Data to process:
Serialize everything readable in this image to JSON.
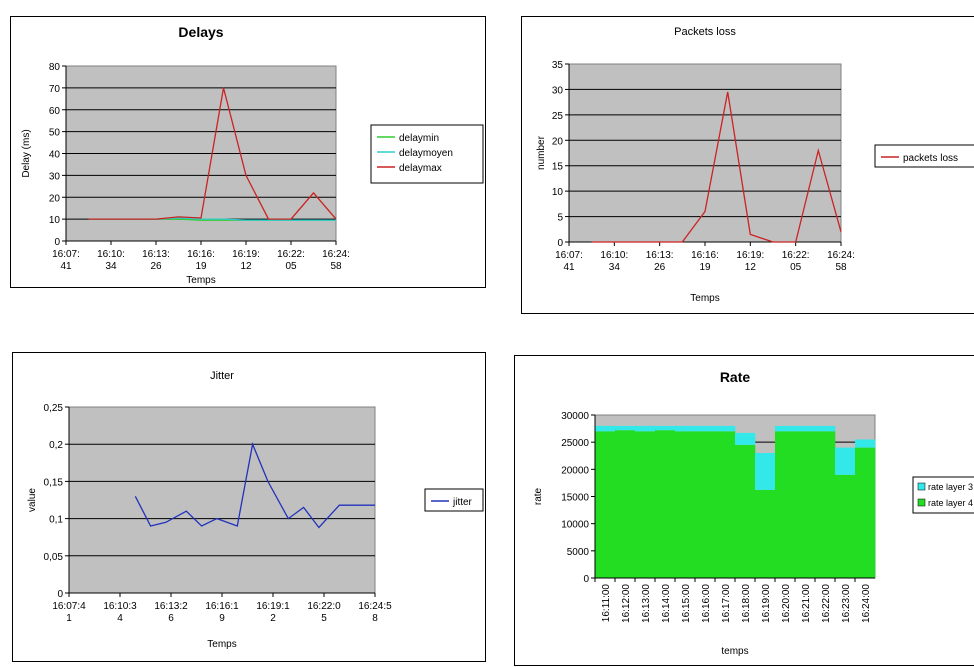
{
  "chart_data": [
    {
      "type": "line",
      "title": "Delays",
      "xlabel": "Temps",
      "ylabel": "Delay (ms)",
      "ylim": [
        0,
        80
      ],
      "yticks": [
        "0",
        "10",
        "20",
        "30",
        "40",
        "50",
        "60",
        "70",
        "80"
      ],
      "xtick_labels": [
        [
          "16:07:",
          "41"
        ],
        [
          "16:10:",
          "34"
        ],
        [
          "16:13:",
          "26"
        ],
        [
          "16:16:",
          "19"
        ],
        [
          "16:19:",
          "12"
        ],
        [
          "16:22:",
          "05"
        ],
        [
          "16:24:",
          "58"
        ]
      ],
      "legend": "right",
      "grid": true,
      "series": [
        {
          "name": "delaymin",
          "color": "#33cc33",
          "x": [
            0.5,
            1,
            1.5,
            2,
            2.5,
            3,
            3.5,
            4,
            4.5,
            5,
            5.5,
            6
          ],
          "values": [
            10,
            10,
            10,
            10,
            10,
            9.5,
            9.5,
            9.5,
            9.5,
            9.5,
            9.5,
            9.5
          ]
        },
        {
          "name": "delaymoyen",
          "color": "#33cccc",
          "x": [
            0.5,
            1,
            1.5,
            2,
            2.5,
            3,
            3.5,
            4,
            4.5,
            5,
            5.5,
            6
          ],
          "values": [
            10,
            10,
            10,
            10,
            10.5,
            10,
            10,
            9.5,
            9.5,
            9.5,
            9.5,
            9.5
          ]
        },
        {
          "name": "delaymax",
          "color": "#cc2222",
          "x": [
            0.5,
            1,
            1.5,
            2,
            2.5,
            3,
            3.5,
            4,
            4.5,
            5,
            5.5,
            6
          ],
          "values": [
            10,
            10,
            10,
            10,
            11,
            10.5,
            70,
            30,
            10,
            10,
            22,
            10
          ]
        }
      ]
    },
    {
      "type": "line",
      "title": "Packets loss",
      "xlabel": "Temps",
      "ylabel": "number",
      "ylim": [
        0,
        35
      ],
      "yticks": [
        "0",
        "5",
        "10",
        "15",
        "20",
        "25",
        "30",
        "35"
      ],
      "xtick_labels": [
        [
          "16:07:",
          "41"
        ],
        [
          "16:10:",
          "34"
        ],
        [
          "16:13:",
          "26"
        ],
        [
          "16:16:",
          "19"
        ],
        [
          "16:19:",
          "12"
        ],
        [
          "16:22:",
          "05"
        ],
        [
          "16:24:",
          "58"
        ]
      ],
      "legend": "right",
      "grid": true,
      "series": [
        {
          "name": "packets loss",
          "color": "#cc2222",
          "x": [
            0.5,
            1,
            1.5,
            2,
            2.5,
            3,
            3.5,
            4,
            4.5,
            5,
            5.5,
            6
          ],
          "values": [
            0,
            0,
            0,
            0,
            0,
            6,
            29.5,
            1.5,
            0,
            0,
            18,
            2
          ]
        }
      ]
    },
    {
      "type": "line",
      "title": "Jitter",
      "xlabel": "Temps",
      "ylabel": "value",
      "ylim": [
        0,
        0.25
      ],
      "yticks": [
        "0",
        "0,05",
        "0,1",
        "0,15",
        "0,2",
        "0,25"
      ],
      "xtick_labels": [
        [
          "16:07:4",
          "1"
        ],
        [
          "16:10:3",
          "4"
        ],
        [
          "16:13:2",
          "6"
        ],
        [
          "16:16:1",
          "9"
        ],
        [
          "16:19:1",
          "2"
        ],
        [
          "16:22:0",
          "5"
        ],
        [
          "16:24:5",
          "8"
        ]
      ],
      "legend": "right",
      "grid": true,
      "series": [
        {
          "name": "jitter",
          "color": "#2233bb",
          "x": [
            1.3,
            1.6,
            1.9,
            2.3,
            2.6,
            2.9,
            3.3,
            3.6,
            3.9,
            4.3,
            4.6,
            4.9,
            5.3,
            5.6,
            6
          ],
          "values": [
            0.13,
            0.09,
            0.095,
            0.11,
            0.09,
            0.1,
            0.09,
            0.2,
            0.15,
            0.1,
            0.115,
            0.088,
            0.118,
            0.118,
            0.118
          ]
        }
      ]
    },
    {
      "type": "bar",
      "title": "Rate",
      "xlabel": "temps",
      "ylabel": "rate",
      "ylim": [
        0,
        30000
      ],
      "yticks": [
        "0",
        "5000",
        "10000",
        "15000",
        "20000",
        "25000",
        "30000"
      ],
      "categories": [
        "16:11:00",
        "16:12:00",
        "16:13:00",
        "16:14:00",
        "16:15:00",
        "16:16:00",
        "16:17:00",
        "16:18:00",
        "16:19:00",
        "16:20:00",
        "16:21:00",
        "16:22:00",
        "16:23:00",
        "16:24:00"
      ],
      "legend": "right",
      "grid": true,
      "series": [
        {
          "name": "rate layer 4",
          "color": "#22dd22",
          "values": [
            27000,
            27200,
            27000,
            27200,
            27000,
            27000,
            27000,
            24500,
            16200,
            27000,
            27000,
            27000,
            19000,
            24000
          ]
        },
        {
          "name": "rate layer 3",
          "color": "#33e8e8",
          "values": [
            1000,
            800,
            1000,
            800,
            1000,
            1000,
            1000,
            2200,
            6800,
            1000,
            1000,
            1000,
            5000,
            1500
          ]
        }
      ]
    }
  ]
}
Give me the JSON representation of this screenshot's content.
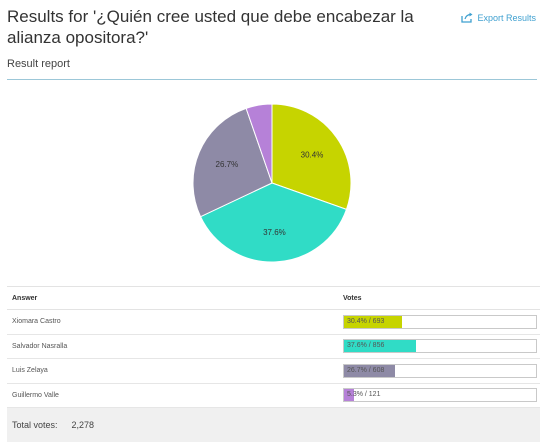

What the task asks: Exclude the pictures and transcribe all of the entries exactly.

Response to this task:
Serialize everything readable in this image to JSON.
{
  "chart_data": [
    {
      "type": "line",
      "title": "Delays",
      "xlabel": "Temps",
      "ylabel": "Delay (ms)",
      "ylim": [
        0,
        80
      ],
      "yticks": [
        "0",
        "10",
        "20",
        "30",
        "40",
        "50",
        "60",
        "70",
        "80"
      ],
      "xtick_labels": [
        [
          "16:07:",
          "41"
        ],
        [
          "16:10:",
          "34"
        ],
        [
          "16:13:",
          "26"
        ],
        [
          "16:16:",
          "19"
        ],
        [
          "16:19:",
          "12"
        ],
        [
          "16:22:",
          "05"
        ],
        [
          "16:24:",
          "58"
        ]
      ],
      "legend": "right",
      "grid": true,
      "series": [
        {
          "name": "delaymin",
          "color": "#33cc33",
          "x": [
            0.5,
            1,
            1.5,
            2,
            2.5,
            3,
            3.5,
            4,
            4.5,
            5,
            5.5,
            6
          ],
          "values": [
            10,
            10,
            10,
            10,
            10,
            9.5,
            9.5,
            9.5,
            9.5,
            9.5,
            9.5,
            9.5
          ]
        },
        {
          "name": "delaymoyen",
          "color": "#33cccc",
          "x": [
            0.5,
            1,
            1.5,
            2,
            2.5,
            3,
            3.5,
            4,
            4.5,
            5,
            5.5,
            6
          ],
          "values": [
            10,
            10,
            10,
            10,
            10.5,
            10,
            10,
            9.5,
            9.5,
            9.5,
            9.5,
            9.5
          ]
        },
        {
          "name": "delaymax",
          "color": "#cc2222",
          "x": [
            0.5,
            1,
            1.5,
            2,
            2.5,
            3,
            3.5,
            4,
            4.5,
            5,
            5.5,
            6
          ],
          "values": [
            10,
            10,
            10,
            10,
            11,
            10.5,
            70,
            30,
            10,
            10,
            22,
            10
          ]
        }
      ]
    },
    {
      "type": "line",
      "title": "Packets loss",
      "xlabel": "Temps",
      "ylabel": "number",
      "ylim": [
        0,
        35
      ],
      "yticks": [
        "0",
        "5",
        "10",
        "15",
        "20",
        "25",
        "30",
        "35"
      ],
      "xtick_labels": [
        [
          "16:07:",
          "41"
        ],
        [
          "16:10:",
          "34"
        ],
        [
          "16:13:",
          "26"
        ],
        [
          "16:16:",
          "19"
        ],
        [
          "16:19:",
          "12"
        ],
        [
          "16:22:",
          "05"
        ],
        [
          "16:24:",
          "58"
        ]
      ],
      "legend": "right",
      "grid": true,
      "series": [
        {
          "name": "packets loss",
          "color": "#cc2222",
          "x": [
            0.5,
            1,
            1.5,
            2,
            2.5,
            3,
            3.5,
            4,
            4.5,
            5,
            5.5,
            6
          ],
          "values": [
            0,
            0,
            0,
            0,
            0,
            6,
            29.5,
            1.5,
            0,
            0,
            18,
            2
          ]
        }
      ]
    },
    {
      "type": "line",
      "title": "Jitter",
      "xlabel": "Temps",
      "ylabel": "value",
      "ylim": [
        0,
        0.25
      ],
      "yticks": [
        "0",
        "0,05",
        "0,1",
        "0,15",
        "0,2",
        "0,25"
      ],
      "xtick_labels": [
        [
          "16:07:4",
          "1"
        ],
        [
          "16:10:3",
          "4"
        ],
        [
          "16:13:2",
          "6"
        ],
        [
          "16:16:1",
          "9"
        ],
        [
          "16:19:1",
          "2"
        ],
        [
          "16:22:0",
          "5"
        ],
        [
          "16:24:5",
          "8"
        ]
      ],
      "legend": "right",
      "grid": true,
      "series": [
        {
          "name": "jitter",
          "color": "#2233bb",
          "x": [
            1.3,
            1.6,
            1.9,
            2.3,
            2.6,
            2.9,
            3.3,
            3.6,
            3.9,
            4.3,
            4.6,
            4.9,
            5.3,
            5.6,
            6
          ],
          "values": [
            0.13,
            0.09,
            0.095,
            0.11,
            0.09,
            0.1,
            0.09,
            0.2,
            0.15,
            0.1,
            0.115,
            0.088,
            0.118,
            0.118,
            0.118
          ]
        }
      ]
    },
    {
      "type": "bar",
      "title": "Rate",
      "xlabel": "temps",
      "ylabel": "rate",
      "ylim": [
        0,
        30000
      ],
      "yticks": [
        "0",
        "5000",
        "10000",
        "15000",
        "20000",
        "25000",
        "30000"
      ],
      "categories": [
        "16:11:00",
        "16:12:00",
        "16:13:00",
        "16:14:00",
        "16:15:00",
        "16:16:00",
        "16:17:00",
        "16:18:00",
        "16:19:00",
        "16:20:00",
        "16:21:00",
        "16:22:00",
        "16:23:00",
        "16:24:00"
      ],
      "legend": "right",
      "grid": true,
      "series": [
        {
          "name": "rate layer 4",
          "color": "#22dd22",
          "values": [
            27000,
            27200,
            27000,
            27200,
            27000,
            27000,
            27000,
            24500,
            16200,
            27000,
            27000,
            27000,
            19000,
            24000
          ]
        },
        {
          "name": "rate layer 3",
          "color": "#33e8e8",
          "values": [
            1000,
            800,
            1000,
            800,
            1000,
            1000,
            1000,
            2200,
            6800,
            1000,
            1000,
            1000,
            5000,
            1500
          ]
        }
      ]
    }
  ]
}
Give me the JSON representation of this screenshot's content.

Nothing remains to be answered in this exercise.